• What is required
Rewrite the data below with every "signature-caption" switched to "signature-label", leaving all else unchanged.

Stored data:
_ _ _

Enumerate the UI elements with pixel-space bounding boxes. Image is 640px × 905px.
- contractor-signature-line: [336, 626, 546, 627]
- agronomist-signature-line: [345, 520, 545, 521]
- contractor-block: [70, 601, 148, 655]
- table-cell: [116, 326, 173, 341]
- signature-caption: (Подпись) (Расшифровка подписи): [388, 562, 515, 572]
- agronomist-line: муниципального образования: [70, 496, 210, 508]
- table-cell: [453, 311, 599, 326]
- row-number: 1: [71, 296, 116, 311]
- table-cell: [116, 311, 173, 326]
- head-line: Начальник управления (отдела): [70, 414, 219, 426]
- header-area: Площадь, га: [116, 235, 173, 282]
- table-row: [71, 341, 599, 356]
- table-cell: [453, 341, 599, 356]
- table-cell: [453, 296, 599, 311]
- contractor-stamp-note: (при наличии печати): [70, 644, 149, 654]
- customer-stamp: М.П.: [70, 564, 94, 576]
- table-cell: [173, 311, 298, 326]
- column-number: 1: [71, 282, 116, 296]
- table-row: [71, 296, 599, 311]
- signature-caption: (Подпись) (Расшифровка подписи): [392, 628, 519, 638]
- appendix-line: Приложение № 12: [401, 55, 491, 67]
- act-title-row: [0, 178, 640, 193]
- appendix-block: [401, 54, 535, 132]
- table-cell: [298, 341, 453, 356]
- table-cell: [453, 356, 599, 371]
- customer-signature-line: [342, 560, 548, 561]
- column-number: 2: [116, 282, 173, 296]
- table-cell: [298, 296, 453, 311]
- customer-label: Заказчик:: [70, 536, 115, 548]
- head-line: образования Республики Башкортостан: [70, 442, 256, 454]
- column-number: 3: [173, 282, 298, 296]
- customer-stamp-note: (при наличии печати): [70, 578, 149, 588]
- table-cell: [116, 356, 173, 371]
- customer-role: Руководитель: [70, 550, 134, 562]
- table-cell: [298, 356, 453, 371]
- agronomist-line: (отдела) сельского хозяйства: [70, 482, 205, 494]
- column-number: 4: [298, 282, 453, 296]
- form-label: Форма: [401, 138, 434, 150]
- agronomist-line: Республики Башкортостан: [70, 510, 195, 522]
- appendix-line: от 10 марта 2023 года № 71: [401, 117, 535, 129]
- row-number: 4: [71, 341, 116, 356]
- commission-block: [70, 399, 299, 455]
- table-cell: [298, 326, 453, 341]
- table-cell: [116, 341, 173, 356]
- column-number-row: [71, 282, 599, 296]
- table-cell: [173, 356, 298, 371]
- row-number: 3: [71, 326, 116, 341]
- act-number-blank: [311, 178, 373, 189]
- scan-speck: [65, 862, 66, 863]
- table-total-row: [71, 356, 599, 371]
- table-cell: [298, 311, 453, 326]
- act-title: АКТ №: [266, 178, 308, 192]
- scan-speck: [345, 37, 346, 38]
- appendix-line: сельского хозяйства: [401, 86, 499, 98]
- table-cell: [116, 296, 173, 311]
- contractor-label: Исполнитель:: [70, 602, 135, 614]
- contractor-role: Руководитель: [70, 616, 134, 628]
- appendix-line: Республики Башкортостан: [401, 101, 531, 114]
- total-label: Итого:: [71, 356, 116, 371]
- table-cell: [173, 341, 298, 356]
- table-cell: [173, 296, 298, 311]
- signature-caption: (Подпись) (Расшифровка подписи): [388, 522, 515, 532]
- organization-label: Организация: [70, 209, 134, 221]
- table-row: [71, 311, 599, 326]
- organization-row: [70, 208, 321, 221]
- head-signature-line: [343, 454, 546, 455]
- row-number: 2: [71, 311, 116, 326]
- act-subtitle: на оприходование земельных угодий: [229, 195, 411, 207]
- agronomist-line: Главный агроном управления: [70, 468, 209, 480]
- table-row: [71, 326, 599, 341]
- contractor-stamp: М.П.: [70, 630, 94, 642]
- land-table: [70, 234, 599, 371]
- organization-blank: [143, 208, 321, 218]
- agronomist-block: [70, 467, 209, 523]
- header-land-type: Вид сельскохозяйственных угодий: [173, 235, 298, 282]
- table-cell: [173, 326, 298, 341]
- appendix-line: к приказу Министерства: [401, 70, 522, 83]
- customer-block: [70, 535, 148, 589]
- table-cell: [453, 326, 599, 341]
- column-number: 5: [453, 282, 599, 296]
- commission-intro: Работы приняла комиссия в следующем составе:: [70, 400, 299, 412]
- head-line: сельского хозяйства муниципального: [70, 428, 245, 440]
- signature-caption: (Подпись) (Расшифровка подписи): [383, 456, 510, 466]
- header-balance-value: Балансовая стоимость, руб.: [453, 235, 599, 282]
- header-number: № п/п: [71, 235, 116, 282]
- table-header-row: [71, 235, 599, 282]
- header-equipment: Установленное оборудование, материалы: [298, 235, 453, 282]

_ _ _

• Solved problem
Enumerate the UI elements with pixel-space bounding boxes. Image is 640px × 905px.
- contractor-signature-line: [336, 626, 546, 627]
- agronomist-signature-line: [345, 520, 545, 521]
- contractor-block: [70, 601, 148, 655]
- table-cell: [116, 326, 173, 341]
- signature-label: (Подпись) (Расшифровка подписи): [388, 562, 515, 572]
- agronomist-line: муниципального образования: [70, 496, 210, 508]
- table-cell: [453, 311, 599, 326]
- row-number: 1: [71, 296, 116, 311]
- table-cell: [116, 311, 173, 326]
- head-line: Начальник управления (отдела): [70, 414, 219, 426]
- header-area: Площадь, га: [116, 235, 173, 282]
- table-row: [71, 341, 599, 356]
- table-cell: [453, 341, 599, 356]
- table-cell: [453, 296, 599, 311]
- contractor-stamp-note: (при наличии печати): [70, 644, 149, 654]
- customer-stamp: М.П.: [70, 564, 94, 576]
- table-cell: [173, 311, 298, 326]
- column-number: 1: [71, 282, 116, 296]
- table-row: [71, 296, 599, 311]
- signature-label: (Подпись) (Расшифровка подписи): [392, 628, 519, 638]
- appendix-line: Приложение № 12: [401, 55, 491, 67]
- act-title-row: [0, 178, 640, 193]
- appendix-block: [401, 54, 535, 132]
- table-cell: [298, 341, 453, 356]
- table-cell: [453, 356, 599, 371]
- customer-signature-line: [342, 560, 548, 561]
- column-number: 2: [116, 282, 173, 296]
- table-cell: [298, 296, 453, 311]
- customer-label: Заказчик:: [70, 536, 115, 548]
- head-line: образования Республики Башкортостан: [70, 442, 256, 454]
- column-number: 3: [173, 282, 298, 296]
- customer-stamp-note: (при наличии печати): [70, 578, 149, 588]
- table-cell: [116, 356, 173, 371]
- customer-role: Руководитель: [70, 550, 134, 562]
- table-cell: [298, 356, 453, 371]
- agronomist-line: (отдела) сельского хозяйства: [70, 482, 205, 494]
- column-number: 4: [298, 282, 453, 296]
- form-label: Форма: [401, 138, 434, 150]
- agronomist-line: Республики Башкортостан: [70, 510, 195, 522]
- appendix-line: от 10 марта 2023 года № 71: [401, 117, 535, 129]
- row-number: 4: [71, 341, 116, 356]
- commission-block: [70, 399, 299, 455]
- table-cell: [298, 326, 453, 341]
- table-cell: [116, 341, 173, 356]
- column-number-row: [71, 282, 599, 296]
- table-cell: [173, 356, 298, 371]
- row-number: 3: [71, 326, 116, 341]
- act-number-blank: [311, 178, 373, 189]
- scan-speck: [65, 862, 66, 863]
- table-total-row: [71, 356, 599, 371]
- table-cell: [298, 311, 453, 326]
- act-title: АКТ №: [266, 178, 308, 192]
- scan-speck: [345, 37, 346, 38]
- appendix-line: сельского хозяйства: [401, 86, 499, 98]
- table-cell: [116, 296, 173, 311]
- contractor-label: Исполнитель:: [70, 602, 135, 614]
- contractor-role: Руководитель: [70, 616, 134, 628]
- appendix-line: Республики Башкортостан: [401, 101, 531, 114]
- total-label: Итого:: [71, 356, 116, 371]
- table-cell: [173, 341, 298, 356]
- table-cell: [173, 296, 298, 311]
- signature-label: (Подпись) (Расшифровка подписи): [388, 522, 515, 532]
- organization-label: Организация: [70, 209, 134, 221]
- table-row: [71, 311, 599, 326]
- organization-row: [70, 208, 321, 221]
- head-signature-line: [343, 454, 546, 455]
- row-number: 2: [71, 311, 116, 326]
- act-subtitle: на оприходование земельных угодий: [229, 195, 411, 207]
- agronomist-line: Главный агроном управления: [70, 468, 209, 480]
- table-row: [71, 326, 599, 341]
- contractor-stamp: М.П.: [70, 630, 94, 642]
- land-table: [70, 234, 599, 371]
- organization-blank: [143, 208, 321, 218]
- agronomist-block: [70, 467, 209, 523]
- header-land-type: Вид сельскохозяйственных угодий: [173, 235, 298, 282]
- table-cell: [173, 326, 298, 341]
- appendix-line: к приказу Министерства: [401, 70, 522, 83]
- customer-block: [70, 535, 148, 589]
- table-cell: [453, 326, 599, 341]
- column-number: 5: [453, 282, 599, 296]
- commission-intro: Работы приняла комиссия в следующем составе:: [70, 400, 299, 412]
- head-line: сельского хозяйства муниципального: [70, 428, 245, 440]
- signature-label: (Подпись) (Расшифровка подписи): [383, 456, 510, 466]
- header-balance-value: Балансовая стоимость, руб.: [453, 235, 599, 282]
- header-number: № п/п: [71, 235, 116, 282]
- table-header-row: [71, 235, 599, 282]
- header-equipment: Установленное оборудование, материалы: [298, 235, 453, 282]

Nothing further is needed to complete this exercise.